EXERCISE DETAILS
Skip all pictures, then print the remaining material exactly.

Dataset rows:
╔══
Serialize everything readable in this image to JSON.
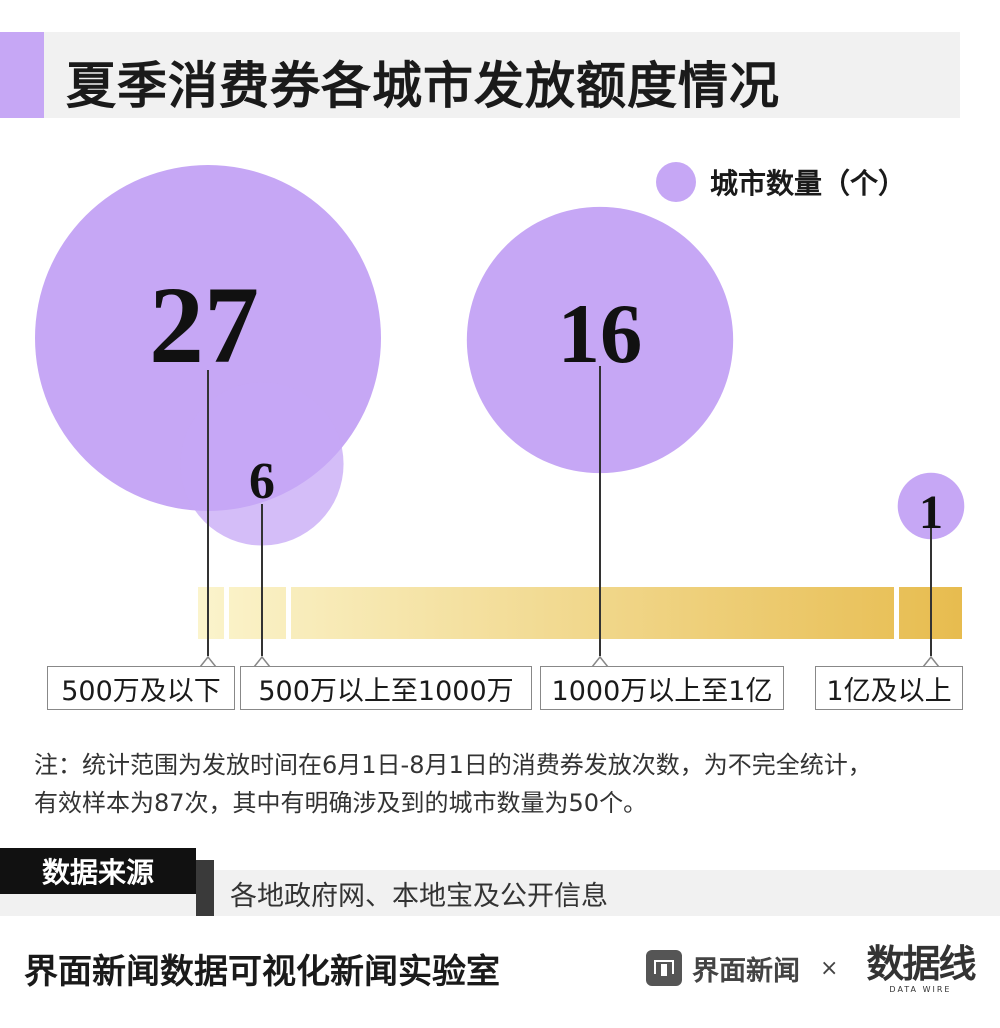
{
  "header": {
    "title": "夏季消费券各城市发放额度情况"
  },
  "legend": {
    "label": "城市数量（个）",
    "color": "#c6a7f5"
  },
  "chart_data": {
    "type": "bubble",
    "title": "夏季消费券各城市发放额度情况",
    "legend": "城市数量（个）",
    "categories": [
      "500万及以下",
      "500万以上至1000万",
      "1000万以上至1亿",
      "1亿及以上"
    ],
    "values": [
      27,
      6,
      16,
      1
    ],
    "bubble_color": "#c6a7f5",
    "axis_gradient": [
      "#fbf4cc",
      "#e7bc4f"
    ]
  },
  "note": {
    "line1": "注：统计范围为发放时间在6月1日-8月1日的消费券发放次数，为不完全统计，",
    "line2": "有效样本为87次，其中有明确涉及到的城市数量为50个。"
  },
  "source": {
    "label": "数据来源",
    "text": "各地政府网、本地宝及公开信息"
  },
  "footer": {
    "lab_name": "界面新闻数据可视化新闻实验室",
    "brand1": "界面新闻",
    "times": "×",
    "brand2": "数据线",
    "brand2_sub": "DATA WIRE",
    "brand1_icon": "jiemian-logo-icon"
  }
}
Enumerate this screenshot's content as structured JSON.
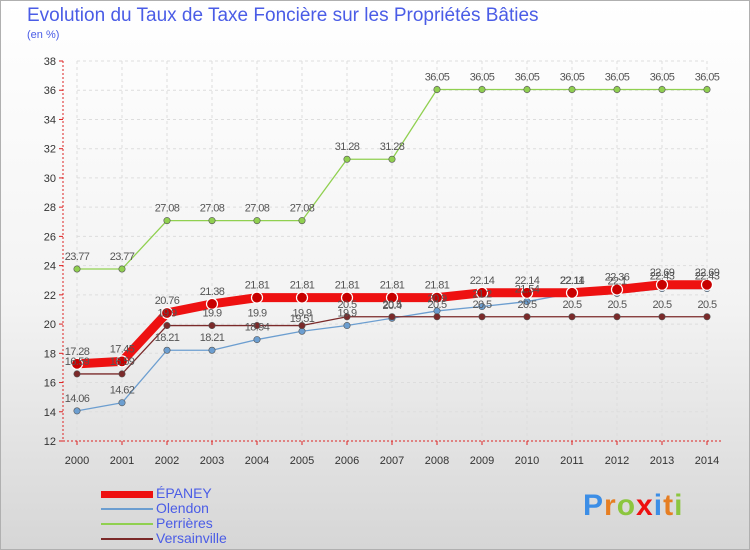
{
  "header": {
    "title": "Evolution du Taux de Taxe Foncière sur les Propriétés Bâties",
    "unit": "(en %)"
  },
  "chart_data": {
    "type": "line",
    "title": "Evolution du Taux de Taxe Foncière sur les Propriétés Bâties",
    "ylabel": "(en %)",
    "xlabel": "",
    "ylim": [
      12,
      38
    ],
    "yticks": [
      12,
      14,
      16,
      18,
      20,
      22,
      24,
      26,
      28,
      30,
      32,
      34,
      36,
      38
    ],
    "x": [
      "2000",
      "2001",
      "2002",
      "2003",
      "2004",
      "2005",
      "2006",
      "2007",
      "2008",
      "2009",
      "2010",
      "2011",
      "2012",
      "2013",
      "2014"
    ],
    "grid": true,
    "legend_position": "bottom-left",
    "series": [
      {
        "name": "Olendon",
        "color": "#6c9ed0",
        "values": [
          14.06,
          14.62,
          18.21,
          18.21,
          18.94,
          19.51,
          19.9,
          20.4,
          20.9,
          21.2,
          21.54,
          22.11,
          22.1,
          22.43,
          22.43
        ],
        "labels": [
          "14.06",
          "14.62",
          "18.21",
          "18.21",
          "18.94",
          "19.51",
          "19.9",
          "20.4",
          "20.9",
          "21.2",
          "21.54",
          "22.11",
          "22.1",
          "22.43",
          "22.43"
        ]
      },
      {
        "name": "Versainville",
        "color": "#7b2a2a",
        "values": [
          16.59,
          16.59,
          19.9,
          19.9,
          19.9,
          19.9,
          20.5,
          20.5,
          20.5,
          20.5,
          20.5,
          20.5,
          20.5,
          20.5,
          20.5
        ],
        "labels": [
          "16.59",
          "16.59",
          "19.9",
          "19.9",
          "19.9",
          "19.9",
          "20.5",
          "20.5",
          "20.5",
          "20.5",
          "20.5",
          "20.5",
          "20.5",
          "20.5",
          "20.5"
        ]
      },
      {
        "name": "Perrières",
        "color": "#90d050",
        "values": [
          23.77,
          23.77,
          27.08,
          27.08,
          27.08,
          27.08,
          31.28,
          31.28,
          36.05,
          36.05,
          36.05,
          36.05,
          36.05,
          36.05,
          36.05
        ],
        "labels": [
          "23.77",
          "23.77",
          "27.08",
          "27.08",
          "27.08",
          "27.08",
          "31.28",
          "31.28",
          "36.05",
          "36.05",
          "36.05",
          "36.05",
          "36.05",
          "36.05",
          "36.05"
        ]
      },
      {
        "name": "ÉPANEY",
        "color": "#ee1111",
        "values": [
          17.28,
          17.45,
          20.76,
          21.38,
          21.81,
          21.81,
          21.81,
          21.81,
          21.81,
          22.14,
          22.14,
          22.14,
          22.36,
          22.69,
          22.69
        ],
        "labels": [
          "17.28",
          "17.45",
          "20.76",
          "21.38",
          "21.81",
          "21.81",
          "21.81",
          "21.81",
          "21.81",
          "22.14",
          "22.14",
          "22.14",
          "22.36",
          "22.69",
          "22.69"
        ]
      }
    ]
  },
  "legend": {
    "items": [
      {
        "label": "ÉPANEY",
        "color": "#ee1111"
      },
      {
        "label": "Olendon",
        "color": "#6c9ed0"
      },
      {
        "label": "Perrières",
        "color": "#90d050"
      },
      {
        "label": "Versainville",
        "color": "#7b2a2a"
      }
    ]
  },
  "logo": {
    "text": "Proxiti",
    "colors": [
      "#3c8ee6",
      "#e67e22",
      "#8cc63f",
      "#ee1111",
      "#3c8ee6",
      "#e67e22",
      "#8cc63f"
    ]
  }
}
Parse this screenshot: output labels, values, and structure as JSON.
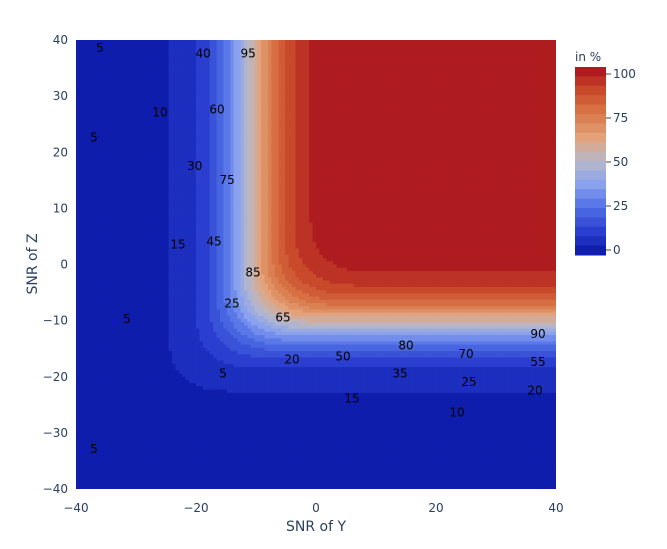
╚══
OUTPUT FOR THIS TASK
Serialize everything readable in this image to JSON.
{
  "header": {
    "title": "夏季消费券各城市发放额度情况"
  },
  "legend": {
    "label": "城市数量（个）",
    "color": "#c6a7f5"
  },
  "chart_data": {
    "type": "bubble",
    "title": "夏季消费券各城市发放额度情况",
    "legend": "城市数量（个）",
    "categories": [
      "500万及以下",
      "500万以上至1000万",
      "1000万以上至1亿",
      "1亿及以上"
    ],
    "values": [
      27,
      6,
      16,
      1
    ],
    "bubble_color": "#c6a7f5",
    "axis_gradient": [
      "#fbf4cc",
      "#e7bc4f"
    ]
  },
  "note": {
    "line1": "注：统计范围为发放时间在6月1日-8月1日的消费券发放次数，为不完全统计，",
    "line2": "有效样本为87次，其中有明确涉及到的城市数量为50个。"
  },
  "source": {
    "label": "数据来源",
    "text": "各地政府网、本地宝及公开信息"
  },
  "footer": {
    "lab_name": "界面新闻数据可视化新闻实验室",
    "brand1": "界面新闻",
    "times": "×",
    "brand2": "数据线",
    "brand2_sub": "DATA WIRE",
    "brand1_icon": "jiemian-logo-icon"
  }
}
Enumerate this screenshot's content as structured JSON.
{
  "header": {
    "title": "Evolution du Taux de Taxe Foncière sur les Propriétés Bâties",
    "unit": "(en %)"
  },
  "chart_data": {
    "type": "line",
    "title": "Evolution du Taux de Taxe Foncière sur les Propriétés Bâties",
    "ylabel": "(en %)",
    "xlabel": "",
    "ylim": [
      12,
      38
    ],
    "yticks": [
      12,
      14,
      16,
      18,
      20,
      22,
      24,
      26,
      28,
      30,
      32,
      34,
      36,
      38
    ],
    "x": [
      "2000",
      "2001",
      "2002",
      "2003",
      "2004",
      "2005",
      "2006",
      "2007",
      "2008",
      "2009",
      "2010",
      "2011",
      "2012",
      "2013",
      "2014"
    ],
    "grid": true,
    "legend_position": "bottom-left",
    "series": [
      {
        "name": "Olendon",
        "color": "#6c9ed0",
        "values": [
          14.06,
          14.62,
          18.21,
          18.21,
          18.94,
          19.51,
          19.9,
          20.4,
          20.9,
          21.2,
          21.54,
          22.11,
          22.1,
          22.43,
          22.43
        ],
        "labels": [
          "14.06",
          "14.62",
          "18.21",
          "18.21",
          "18.94",
          "19.51",
          "19.9",
          "20.4",
          "20.9",
          "21.2",
          "21.54",
          "22.11",
          "22.1",
          "22.43",
          "22.43"
        ]
      },
      {
        "name": "Versainville",
        "color": "#7b2a2a",
        "values": [
          16.59,
          16.59,
          19.9,
          19.9,
          19.9,
          19.9,
          20.5,
          20.5,
          20.5,
          20.5,
          20.5,
          20.5,
          20.5,
          20.5,
          20.5
        ],
        "labels": [
          "16.59",
          "16.59",
          "19.9",
          "19.9",
          "19.9",
          "19.9",
          "20.5",
          "20.5",
          "20.5",
          "20.5",
          "20.5",
          "20.5",
          "20.5",
          "20.5",
          "20.5"
        ]
      },
      {
        "name": "Perrières",
        "color": "#90d050",
        "values": [
          23.77,
          23.77,
          27.08,
          27.08,
          27.08,
          27.08,
          31.28,
          31.28,
          36.05,
          36.05,
          36.05,
          36.05,
          36.05,
          36.05,
          36.05
        ],
        "labels": [
          "23.77",
          "23.77",
          "27.08",
          "27.08",
          "27.08",
          "27.08",
          "31.28",
          "31.28",
          "36.05",
          "36.05",
          "36.05",
          "36.05",
          "36.05",
          "36.05",
          "36.05"
        ]
      },
      {
        "name": "ÉPANEY",
        "color": "#ee1111",
        "values": [
          17.28,
          17.45,
          20.76,
          21.38,
          21.81,
          21.81,
          21.81,
          21.81,
          21.81,
          22.14,
          22.14,
          22.14,
          22.36,
          22.69,
          22.69
        ],
        "labels": [
          "17.28",
          "17.45",
          "20.76",
          "21.38",
          "21.81",
          "21.81",
          "21.81",
          "21.81",
          "21.81",
          "22.14",
          "22.14",
          "22.14",
          "22.36",
          "22.69",
          "22.69"
        ]
      }
    ]
  },
  "legend": {
    "items": [
      {
        "label": "ÉPANEY",
        "color": "#ee1111"
      },
      {
        "label": "Olendon",
        "color": "#6c9ed0"
      },
      {
        "label": "Perrières",
        "color": "#90d050"
      },
      {
        "label": "Versainville",
        "color": "#7b2a2a"
      }
    ]
  },
  "logo": {
    "text": "Proxiti",
    "colors": [
      "#3c8ee6",
      "#e67e22",
      "#8cc63f",
      "#ee1111",
      "#3c8ee6",
      "#e67e22",
      "#8cc63f"
    ]
  }
}
Parse this screenshot: output labels, values, and structure as JSON.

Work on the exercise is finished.